§ DATA PROVIDED:
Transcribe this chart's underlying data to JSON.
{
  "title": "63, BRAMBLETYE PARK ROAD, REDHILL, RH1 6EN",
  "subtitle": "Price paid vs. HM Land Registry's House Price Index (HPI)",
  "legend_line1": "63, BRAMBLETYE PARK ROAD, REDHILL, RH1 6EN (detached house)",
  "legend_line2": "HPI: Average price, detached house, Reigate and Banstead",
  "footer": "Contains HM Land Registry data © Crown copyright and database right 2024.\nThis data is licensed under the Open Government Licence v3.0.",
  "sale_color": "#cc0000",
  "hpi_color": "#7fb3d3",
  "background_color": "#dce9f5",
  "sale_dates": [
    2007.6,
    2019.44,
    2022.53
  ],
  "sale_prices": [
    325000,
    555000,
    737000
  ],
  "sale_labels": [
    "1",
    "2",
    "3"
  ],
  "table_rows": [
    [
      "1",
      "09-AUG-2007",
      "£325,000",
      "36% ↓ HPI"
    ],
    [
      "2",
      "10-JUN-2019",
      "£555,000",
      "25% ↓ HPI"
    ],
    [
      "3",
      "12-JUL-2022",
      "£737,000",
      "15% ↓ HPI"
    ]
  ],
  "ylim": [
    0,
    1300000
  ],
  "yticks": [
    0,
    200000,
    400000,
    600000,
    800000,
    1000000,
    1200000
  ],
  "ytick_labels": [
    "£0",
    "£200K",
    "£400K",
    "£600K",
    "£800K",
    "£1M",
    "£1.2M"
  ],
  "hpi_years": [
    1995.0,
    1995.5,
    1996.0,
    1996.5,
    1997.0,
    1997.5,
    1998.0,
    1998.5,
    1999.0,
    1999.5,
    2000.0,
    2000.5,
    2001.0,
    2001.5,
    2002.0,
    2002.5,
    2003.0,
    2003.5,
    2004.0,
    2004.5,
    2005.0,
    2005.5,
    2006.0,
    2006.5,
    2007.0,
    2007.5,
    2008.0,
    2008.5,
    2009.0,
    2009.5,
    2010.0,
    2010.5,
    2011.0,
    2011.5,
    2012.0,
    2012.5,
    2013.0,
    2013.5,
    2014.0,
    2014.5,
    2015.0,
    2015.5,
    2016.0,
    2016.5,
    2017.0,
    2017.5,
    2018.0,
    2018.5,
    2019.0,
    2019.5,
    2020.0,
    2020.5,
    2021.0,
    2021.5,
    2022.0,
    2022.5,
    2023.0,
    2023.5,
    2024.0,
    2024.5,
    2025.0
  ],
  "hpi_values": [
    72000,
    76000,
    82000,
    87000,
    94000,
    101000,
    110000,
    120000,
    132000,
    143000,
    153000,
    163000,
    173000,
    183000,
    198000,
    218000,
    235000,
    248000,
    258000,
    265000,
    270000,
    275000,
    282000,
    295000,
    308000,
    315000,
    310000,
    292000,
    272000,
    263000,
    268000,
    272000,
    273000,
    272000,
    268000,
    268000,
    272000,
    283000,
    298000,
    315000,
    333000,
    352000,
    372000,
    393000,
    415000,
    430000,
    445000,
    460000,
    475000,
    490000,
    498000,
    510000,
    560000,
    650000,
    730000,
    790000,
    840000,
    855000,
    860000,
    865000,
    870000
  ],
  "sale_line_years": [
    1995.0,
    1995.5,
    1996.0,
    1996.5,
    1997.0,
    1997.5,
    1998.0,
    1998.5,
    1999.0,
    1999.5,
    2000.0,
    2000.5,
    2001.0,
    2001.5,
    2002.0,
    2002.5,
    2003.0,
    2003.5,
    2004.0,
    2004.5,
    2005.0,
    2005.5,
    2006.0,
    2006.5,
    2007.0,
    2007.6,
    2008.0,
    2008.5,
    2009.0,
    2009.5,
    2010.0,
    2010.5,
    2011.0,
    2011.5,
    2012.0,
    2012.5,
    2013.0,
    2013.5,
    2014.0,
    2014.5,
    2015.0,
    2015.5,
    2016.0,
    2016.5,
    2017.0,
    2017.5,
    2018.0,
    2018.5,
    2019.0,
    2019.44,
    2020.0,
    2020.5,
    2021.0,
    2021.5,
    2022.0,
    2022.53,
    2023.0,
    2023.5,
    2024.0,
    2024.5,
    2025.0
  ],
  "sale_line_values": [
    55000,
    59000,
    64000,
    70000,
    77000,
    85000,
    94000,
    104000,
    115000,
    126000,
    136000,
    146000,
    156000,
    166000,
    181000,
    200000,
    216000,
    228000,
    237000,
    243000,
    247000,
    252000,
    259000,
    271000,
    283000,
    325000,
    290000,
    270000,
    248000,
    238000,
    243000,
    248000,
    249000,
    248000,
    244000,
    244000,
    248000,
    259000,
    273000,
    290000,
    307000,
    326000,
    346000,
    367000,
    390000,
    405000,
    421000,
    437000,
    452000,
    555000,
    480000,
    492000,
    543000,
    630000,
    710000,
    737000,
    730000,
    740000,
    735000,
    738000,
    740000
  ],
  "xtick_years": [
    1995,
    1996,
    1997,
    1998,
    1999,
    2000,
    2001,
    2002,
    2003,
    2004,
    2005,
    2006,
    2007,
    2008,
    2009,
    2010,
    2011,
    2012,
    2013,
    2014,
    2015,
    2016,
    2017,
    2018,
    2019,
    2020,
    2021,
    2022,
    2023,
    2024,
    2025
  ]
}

§ YOUR GOAL: Retype the whole listing, matching it exactly.

§ TASK SOLUTION:
Transcribe this chart's underlying data to JSON.
{
  "title": "63, BRAMBLETYE PARK ROAD, REDHILL, RH1 6EN",
  "subtitle": "Price paid vs. HM Land Registry's House Price Index (HPI)",
  "legend_line1": "63, BRAMBLETYE PARK ROAD, REDHILL, RH1 6EN (detached house)",
  "legend_line2": "HPI: Average price, detached house, Reigate and Banstead",
  "footer": "Contains HM Land Registry data © Crown copyright and database right 2024.\nThis data is licensed under the Open Government Licence v3.0.",
  "sale_color": "#cc0000",
  "hpi_color": "#7fb3d3",
  "background_color": "#dce9f5",
  "sale_dates": [
    2007.6,
    2019.44,
    2022.53
  ],
  "sale_prices": [
    325000,
    555000,
    737000
  ],
  "sale_labels": [
    "1",
    "2",
    "3"
  ],
  "table_rows": [
    [
      "1",
      "09-AUG-2007",
      "£325,000",
      "36% ↓ HPI"
    ],
    [
      "2",
      "10-JUN-2019",
      "£555,000",
      "25% ↓ HPI"
    ],
    [
      "3",
      "12-JUL-2022",
      "£737,000",
      "15% ↓ HPI"
    ]
  ],
  "ylim": [
    0,
    1300000
  ],
  "yticks": [
    0,
    200000,
    400000,
    600000,
    800000,
    1000000,
    1200000
  ],
  "ytick_labels": [
    "£0",
    "£200K",
    "£400K",
    "£600K",
    "£800K",
    "£1M",
    "£1.2M"
  ],
  "hpi_years": [
    1995.0,
    1995.5,
    1996.0,
    1996.5,
    1997.0,
    1997.5,
    1998.0,
    1998.5,
    1999.0,
    1999.5,
    2000.0,
    2000.5,
    2001.0,
    2001.5,
    2002.0,
    2002.5,
    2003.0,
    2003.5,
    2004.0,
    2004.5,
    2005.0,
    2005.5,
    2006.0,
    2006.5,
    2007.0,
    2007.5,
    2008.0,
    2008.5,
    2009.0,
    2009.5,
    2010.0,
    2010.5,
    2011.0,
    2011.5,
    2012.0,
    2012.5,
    2013.0,
    2013.5,
    2014.0,
    2014.5,
    2015.0,
    2015.5,
    2016.0,
    2016.5,
    2017.0,
    2017.5,
    2018.0,
    2018.5,
    2019.0,
    2019.5,
    2020.0,
    2020.5,
    2021.0,
    2021.5,
    2022.0,
    2022.5,
    2023.0,
    2023.5,
    2024.0,
    2024.5,
    2025.0
  ],
  "hpi_values": [
    72000,
    76000,
    82000,
    87000,
    94000,
    101000,
    110000,
    120000,
    132000,
    143000,
    153000,
    163000,
    173000,
    183000,
    198000,
    218000,
    235000,
    248000,
    258000,
    265000,
    270000,
    275000,
    282000,
    295000,
    308000,
    315000,
    310000,
    292000,
    272000,
    263000,
    268000,
    272000,
    273000,
    272000,
    268000,
    268000,
    272000,
    283000,
    298000,
    315000,
    333000,
    352000,
    372000,
    393000,
    415000,
    430000,
    445000,
    460000,
    475000,
    490000,
    498000,
    510000,
    560000,
    650000,
    730000,
    790000,
    840000,
    855000,
    860000,
    865000,
    870000
  ],
  "sale_line_years": [
    1995.0,
    1995.5,
    1996.0,
    1996.5,
    1997.0,
    1997.5,
    1998.0,
    1998.5,
    1999.0,
    1999.5,
    2000.0,
    2000.5,
    2001.0,
    2001.5,
    2002.0,
    2002.5,
    2003.0,
    2003.5,
    2004.0,
    2004.5,
    2005.0,
    2005.5,
    2006.0,
    2006.5,
    2007.0,
    2007.6,
    2008.0,
    2008.5,
    2009.0,
    2009.5,
    2010.0,
    2010.5,
    2011.0,
    2011.5,
    2012.0,
    2012.5,
    2013.0,
    2013.5,
    2014.0,
    2014.5,
    2015.0,
    2015.5,
    2016.0,
    2016.5,
    2017.0,
    2017.5,
    2018.0,
    2018.5,
    2019.0,
    2019.44,
    2020.0,
    2020.5,
    2021.0,
    2021.5,
    2022.0,
    2022.53,
    2023.0,
    2023.5,
    2024.0,
    2024.5,
    2025.0
  ],
  "sale_line_values": [
    55000,
    59000,
    64000,
    70000,
    77000,
    85000,
    94000,
    104000,
    115000,
    126000,
    136000,
    146000,
    156000,
    166000,
    181000,
    200000,
    216000,
    228000,
    237000,
    243000,
    247000,
    252000,
    259000,
    271000,
    283000,
    325000,
    290000,
    270000,
    248000,
    238000,
    243000,
    248000,
    249000,
    248000,
    244000,
    244000,
    248000,
    259000,
    273000,
    290000,
    307000,
    326000,
    346000,
    367000,
    390000,
    405000,
    421000,
    437000,
    452000,
    555000,
    480000,
    492000,
    543000,
    630000,
    710000,
    737000,
    730000,
    740000,
    735000,
    738000,
    740000
  ],
  "xtick_years": [
    1995,
    1996,
    1997,
    1998,
    1999,
    2000,
    2001,
    2002,
    2003,
    2004,
    2005,
    2006,
    2007,
    2008,
    2009,
    2010,
    2011,
    2012,
    2013,
    2014,
    2015,
    2016,
    2017,
    2018,
    2019,
    2020,
    2021,
    2022,
    2023,
    2024,
    2025
  ]
}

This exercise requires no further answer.